* Task goal: Quote all entries exactly, leaving pictures aside.

* Material provided:
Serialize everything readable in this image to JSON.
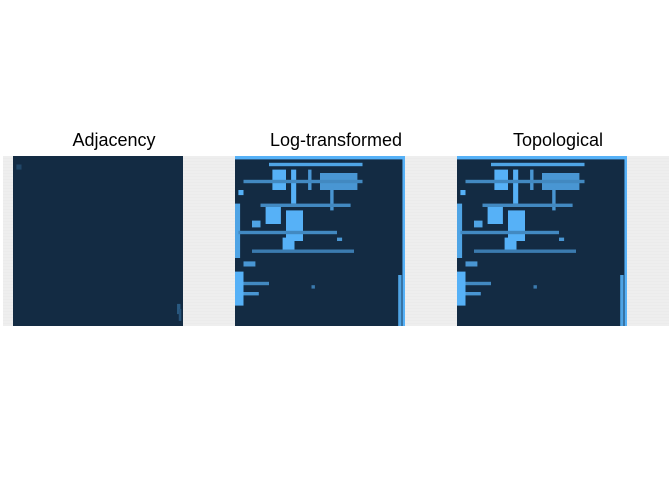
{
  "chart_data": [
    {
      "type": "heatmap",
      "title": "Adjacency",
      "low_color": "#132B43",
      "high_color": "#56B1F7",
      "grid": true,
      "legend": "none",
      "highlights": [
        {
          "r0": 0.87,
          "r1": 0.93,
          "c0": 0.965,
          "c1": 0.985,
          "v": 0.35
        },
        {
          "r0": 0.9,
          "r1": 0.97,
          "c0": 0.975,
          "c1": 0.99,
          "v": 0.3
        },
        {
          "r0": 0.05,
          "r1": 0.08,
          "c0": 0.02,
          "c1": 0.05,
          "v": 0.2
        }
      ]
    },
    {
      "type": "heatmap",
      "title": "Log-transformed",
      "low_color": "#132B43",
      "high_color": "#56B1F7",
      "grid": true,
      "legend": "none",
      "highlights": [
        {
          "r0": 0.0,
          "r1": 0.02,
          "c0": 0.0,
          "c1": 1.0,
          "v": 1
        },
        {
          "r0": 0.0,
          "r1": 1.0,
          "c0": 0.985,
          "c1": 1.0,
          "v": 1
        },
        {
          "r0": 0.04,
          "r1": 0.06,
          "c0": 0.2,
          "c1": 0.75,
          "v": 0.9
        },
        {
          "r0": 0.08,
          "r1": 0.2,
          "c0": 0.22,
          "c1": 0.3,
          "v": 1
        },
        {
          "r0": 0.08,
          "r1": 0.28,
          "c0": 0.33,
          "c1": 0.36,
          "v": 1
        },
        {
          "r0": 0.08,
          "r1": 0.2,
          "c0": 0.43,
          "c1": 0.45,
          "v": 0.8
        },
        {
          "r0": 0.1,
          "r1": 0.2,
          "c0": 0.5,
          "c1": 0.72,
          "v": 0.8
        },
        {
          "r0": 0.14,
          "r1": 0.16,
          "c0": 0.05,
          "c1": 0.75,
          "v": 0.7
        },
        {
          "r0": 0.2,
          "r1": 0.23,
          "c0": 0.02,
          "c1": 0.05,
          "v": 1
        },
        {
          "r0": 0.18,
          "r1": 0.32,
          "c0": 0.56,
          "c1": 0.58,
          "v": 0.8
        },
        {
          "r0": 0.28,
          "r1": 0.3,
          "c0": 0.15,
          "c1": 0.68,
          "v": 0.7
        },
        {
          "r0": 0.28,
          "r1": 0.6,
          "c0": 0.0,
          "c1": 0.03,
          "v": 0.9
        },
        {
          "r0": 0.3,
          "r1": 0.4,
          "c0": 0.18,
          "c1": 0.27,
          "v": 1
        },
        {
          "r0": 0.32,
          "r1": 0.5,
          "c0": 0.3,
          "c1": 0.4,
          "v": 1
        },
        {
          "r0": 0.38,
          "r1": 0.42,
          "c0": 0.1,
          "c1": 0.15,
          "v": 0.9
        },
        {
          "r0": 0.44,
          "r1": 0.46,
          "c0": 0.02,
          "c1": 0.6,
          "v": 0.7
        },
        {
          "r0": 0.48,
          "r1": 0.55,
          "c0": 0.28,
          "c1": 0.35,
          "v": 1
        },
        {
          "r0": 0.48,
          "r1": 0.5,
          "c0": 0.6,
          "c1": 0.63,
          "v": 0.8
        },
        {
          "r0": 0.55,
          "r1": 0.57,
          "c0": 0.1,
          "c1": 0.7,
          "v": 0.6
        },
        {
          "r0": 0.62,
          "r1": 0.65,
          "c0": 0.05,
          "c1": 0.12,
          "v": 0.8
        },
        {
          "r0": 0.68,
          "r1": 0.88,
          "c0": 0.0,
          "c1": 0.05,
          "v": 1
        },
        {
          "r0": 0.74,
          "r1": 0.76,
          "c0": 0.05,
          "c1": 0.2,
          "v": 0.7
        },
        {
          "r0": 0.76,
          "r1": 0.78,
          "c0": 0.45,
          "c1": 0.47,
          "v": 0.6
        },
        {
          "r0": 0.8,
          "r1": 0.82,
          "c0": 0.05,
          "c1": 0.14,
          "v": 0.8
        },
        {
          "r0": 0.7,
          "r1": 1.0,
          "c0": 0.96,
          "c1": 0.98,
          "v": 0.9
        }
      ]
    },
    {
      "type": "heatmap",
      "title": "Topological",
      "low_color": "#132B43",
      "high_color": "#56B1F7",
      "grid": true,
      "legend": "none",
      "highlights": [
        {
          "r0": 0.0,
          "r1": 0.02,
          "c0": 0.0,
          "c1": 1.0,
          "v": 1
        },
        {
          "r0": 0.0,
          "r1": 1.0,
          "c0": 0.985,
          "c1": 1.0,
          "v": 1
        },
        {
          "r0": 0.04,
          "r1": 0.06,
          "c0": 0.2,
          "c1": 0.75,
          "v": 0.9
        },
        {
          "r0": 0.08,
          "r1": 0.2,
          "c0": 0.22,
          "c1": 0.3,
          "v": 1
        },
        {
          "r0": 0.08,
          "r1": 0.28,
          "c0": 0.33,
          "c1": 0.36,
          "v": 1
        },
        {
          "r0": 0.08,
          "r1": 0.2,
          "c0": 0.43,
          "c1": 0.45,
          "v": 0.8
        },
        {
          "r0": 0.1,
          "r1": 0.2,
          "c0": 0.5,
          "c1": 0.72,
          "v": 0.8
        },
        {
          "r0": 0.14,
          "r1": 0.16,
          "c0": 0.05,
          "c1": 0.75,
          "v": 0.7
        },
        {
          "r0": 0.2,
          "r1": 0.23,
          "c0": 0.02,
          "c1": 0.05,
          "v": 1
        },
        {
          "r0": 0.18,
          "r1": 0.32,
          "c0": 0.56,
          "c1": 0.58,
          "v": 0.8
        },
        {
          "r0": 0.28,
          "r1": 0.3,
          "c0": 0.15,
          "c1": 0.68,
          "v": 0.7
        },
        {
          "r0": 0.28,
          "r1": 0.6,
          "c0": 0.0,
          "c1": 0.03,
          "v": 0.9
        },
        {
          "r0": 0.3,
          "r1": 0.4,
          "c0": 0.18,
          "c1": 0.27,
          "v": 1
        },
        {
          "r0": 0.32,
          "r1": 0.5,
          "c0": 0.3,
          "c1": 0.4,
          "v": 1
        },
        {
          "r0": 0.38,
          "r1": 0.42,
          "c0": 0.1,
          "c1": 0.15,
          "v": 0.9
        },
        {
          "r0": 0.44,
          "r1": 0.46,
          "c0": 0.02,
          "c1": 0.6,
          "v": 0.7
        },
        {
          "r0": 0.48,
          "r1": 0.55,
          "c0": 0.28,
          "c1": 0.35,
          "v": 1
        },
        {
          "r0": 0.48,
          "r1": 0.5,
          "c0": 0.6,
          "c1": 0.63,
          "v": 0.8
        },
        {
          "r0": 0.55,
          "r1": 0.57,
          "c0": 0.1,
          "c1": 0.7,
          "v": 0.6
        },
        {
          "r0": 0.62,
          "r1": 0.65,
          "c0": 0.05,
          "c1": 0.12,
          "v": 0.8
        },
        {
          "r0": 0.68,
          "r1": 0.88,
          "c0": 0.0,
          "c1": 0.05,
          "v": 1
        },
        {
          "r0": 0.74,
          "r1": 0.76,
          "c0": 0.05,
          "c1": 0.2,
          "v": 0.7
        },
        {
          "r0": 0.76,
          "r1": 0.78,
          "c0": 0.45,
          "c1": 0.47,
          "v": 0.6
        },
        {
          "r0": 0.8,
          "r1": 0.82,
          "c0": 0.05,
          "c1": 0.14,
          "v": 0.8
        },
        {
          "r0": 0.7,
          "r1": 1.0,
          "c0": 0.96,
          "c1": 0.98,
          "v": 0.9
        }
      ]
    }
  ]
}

* Answer below:
Serialize everything readable in this image to JSON.
{
  "chart_data": [
    {
      "type": "heatmap",
      "title": "Adjacency",
      "low_color": "#132B43",
      "high_color": "#56B1F7",
      "grid": true,
      "legend": "none",
      "highlights": [
        {
          "r0": 0.87,
          "r1": 0.93,
          "c0": 0.965,
          "c1": 0.985,
          "v": 0.35
        },
        {
          "r0": 0.9,
          "r1": 0.97,
          "c0": 0.975,
          "c1": 0.99,
          "v": 0.3
        },
        {
          "r0": 0.05,
          "r1": 0.08,
          "c0": 0.02,
          "c1": 0.05,
          "v": 0.2
        }
      ]
    },
    {
      "type": "heatmap",
      "title": "Log-transformed",
      "low_color": "#132B43",
      "high_color": "#56B1F7",
      "grid": true,
      "legend": "none",
      "highlights": [
        {
          "r0": 0.0,
          "r1": 0.02,
          "c0": 0.0,
          "c1": 1.0,
          "v": 1
        },
        {
          "r0": 0.0,
          "r1": 1.0,
          "c0": 0.985,
          "c1": 1.0,
          "v": 1
        },
        {
          "r0": 0.04,
          "r1": 0.06,
          "c0": 0.2,
          "c1": 0.75,
          "v": 0.9
        },
        {
          "r0": 0.08,
          "r1": 0.2,
          "c0": 0.22,
          "c1": 0.3,
          "v": 1
        },
        {
          "r0": 0.08,
          "r1": 0.28,
          "c0": 0.33,
          "c1": 0.36,
          "v": 1
        },
        {
          "r0": 0.08,
          "r1": 0.2,
          "c0": 0.43,
          "c1": 0.45,
          "v": 0.8
        },
        {
          "r0": 0.1,
          "r1": 0.2,
          "c0": 0.5,
          "c1": 0.72,
          "v": 0.8
        },
        {
          "r0": 0.14,
          "r1": 0.16,
          "c0": 0.05,
          "c1": 0.75,
          "v": 0.7
        },
        {
          "r0": 0.2,
          "r1": 0.23,
          "c0": 0.02,
          "c1": 0.05,
          "v": 1
        },
        {
          "r0": 0.18,
          "r1": 0.32,
          "c0": 0.56,
          "c1": 0.58,
          "v": 0.8
        },
        {
          "r0": 0.28,
          "r1": 0.3,
          "c0": 0.15,
          "c1": 0.68,
          "v": 0.7
        },
        {
          "r0": 0.28,
          "r1": 0.6,
          "c0": 0.0,
          "c1": 0.03,
          "v": 0.9
        },
        {
          "r0": 0.3,
          "r1": 0.4,
          "c0": 0.18,
          "c1": 0.27,
          "v": 1
        },
        {
          "r0": 0.32,
          "r1": 0.5,
          "c0": 0.3,
          "c1": 0.4,
          "v": 1
        },
        {
          "r0": 0.38,
          "r1": 0.42,
          "c0": 0.1,
          "c1": 0.15,
          "v": 0.9
        },
        {
          "r0": 0.44,
          "r1": 0.46,
          "c0": 0.02,
          "c1": 0.6,
          "v": 0.7
        },
        {
          "r0": 0.48,
          "r1": 0.55,
          "c0": 0.28,
          "c1": 0.35,
          "v": 1
        },
        {
          "r0": 0.48,
          "r1": 0.5,
          "c0": 0.6,
          "c1": 0.63,
          "v": 0.8
        },
        {
          "r0": 0.55,
          "r1": 0.57,
          "c0": 0.1,
          "c1": 0.7,
          "v": 0.6
        },
        {
          "r0": 0.62,
          "r1": 0.65,
          "c0": 0.05,
          "c1": 0.12,
          "v": 0.8
        },
        {
          "r0": 0.68,
          "r1": 0.88,
          "c0": 0.0,
          "c1": 0.05,
          "v": 1
        },
        {
          "r0": 0.74,
          "r1": 0.76,
          "c0": 0.05,
          "c1": 0.2,
          "v": 0.7
        },
        {
          "r0": 0.76,
          "r1": 0.78,
          "c0": 0.45,
          "c1": 0.47,
          "v": 0.6
        },
        {
          "r0": 0.8,
          "r1": 0.82,
          "c0": 0.05,
          "c1": 0.14,
          "v": 0.8
        },
        {
          "r0": 0.7,
          "r1": 1.0,
          "c0": 0.96,
          "c1": 0.98,
          "v": 0.9
        }
      ]
    },
    {
      "type": "heatmap",
      "title": "Topological",
      "low_color": "#132B43",
      "high_color": "#56B1F7",
      "grid": true,
      "legend": "none",
      "highlights": [
        {
          "r0": 0.0,
          "r1": 0.02,
          "c0": 0.0,
          "c1": 1.0,
          "v": 1
        },
        {
          "r0": 0.0,
          "r1": 1.0,
          "c0": 0.985,
          "c1": 1.0,
          "v": 1
        },
        {
          "r0": 0.04,
          "r1": 0.06,
          "c0": 0.2,
          "c1": 0.75,
          "v": 0.9
        },
        {
          "r0": 0.08,
          "r1": 0.2,
          "c0": 0.22,
          "c1": 0.3,
          "v": 1
        },
        {
          "r0": 0.08,
          "r1": 0.28,
          "c0": 0.33,
          "c1": 0.36,
          "v": 1
        },
        {
          "r0": 0.08,
          "r1": 0.2,
          "c0": 0.43,
          "c1": 0.45,
          "v": 0.8
        },
        {
          "r0": 0.1,
          "r1": 0.2,
          "c0": 0.5,
          "c1": 0.72,
          "v": 0.8
        },
        {
          "r0": 0.14,
          "r1": 0.16,
          "c0": 0.05,
          "c1": 0.75,
          "v": 0.7
        },
        {
          "r0": 0.2,
          "r1": 0.23,
          "c0": 0.02,
          "c1": 0.05,
          "v": 1
        },
        {
          "r0": 0.18,
          "r1": 0.32,
          "c0": 0.56,
          "c1": 0.58,
          "v": 0.8
        },
        {
          "r0": 0.28,
          "r1": 0.3,
          "c0": 0.15,
          "c1": 0.68,
          "v": 0.7
        },
        {
          "r0": 0.28,
          "r1": 0.6,
          "c0": 0.0,
          "c1": 0.03,
          "v": 0.9
        },
        {
          "r0": 0.3,
          "r1": 0.4,
          "c0": 0.18,
          "c1": 0.27,
          "v": 1
        },
        {
          "r0": 0.32,
          "r1": 0.5,
          "c0": 0.3,
          "c1": 0.4,
          "v": 1
        },
        {
          "r0": 0.38,
          "r1": 0.42,
          "c0": 0.1,
          "c1": 0.15,
          "v": 0.9
        },
        {
          "r0": 0.44,
          "r1": 0.46,
          "c0": 0.02,
          "c1": 0.6,
          "v": 0.7
        },
        {
          "r0": 0.48,
          "r1": 0.55,
          "c0": 0.28,
          "c1": 0.35,
          "v": 1
        },
        {
          "r0": 0.48,
          "r1": 0.5,
          "c0": 0.6,
          "c1": 0.63,
          "v": 0.8
        },
        {
          "r0": 0.55,
          "r1": 0.57,
          "c0": 0.1,
          "c1": 0.7,
          "v": 0.6
        },
        {
          "r0": 0.62,
          "r1": 0.65,
          "c0": 0.05,
          "c1": 0.12,
          "v": 0.8
        },
        {
          "r0": 0.68,
          "r1": 0.88,
          "c0": 0.0,
          "c1": 0.05,
          "v": 1
        },
        {
          "r0": 0.74,
          "r1": 0.76,
          "c0": 0.05,
          "c1": 0.2,
          "v": 0.7
        },
        {
          "r0": 0.76,
          "r1": 0.78,
          "c0": 0.45,
          "c1": 0.47,
          "v": 0.6
        },
        {
          "r0": 0.8,
          "r1": 0.82,
          "c0": 0.05,
          "c1": 0.14,
          "v": 0.8
        },
        {
          "r0": 0.7,
          "r1": 1.0,
          "c0": 0.96,
          "c1": 0.98,
          "v": 0.9
        }
      ]
    }
  ]
}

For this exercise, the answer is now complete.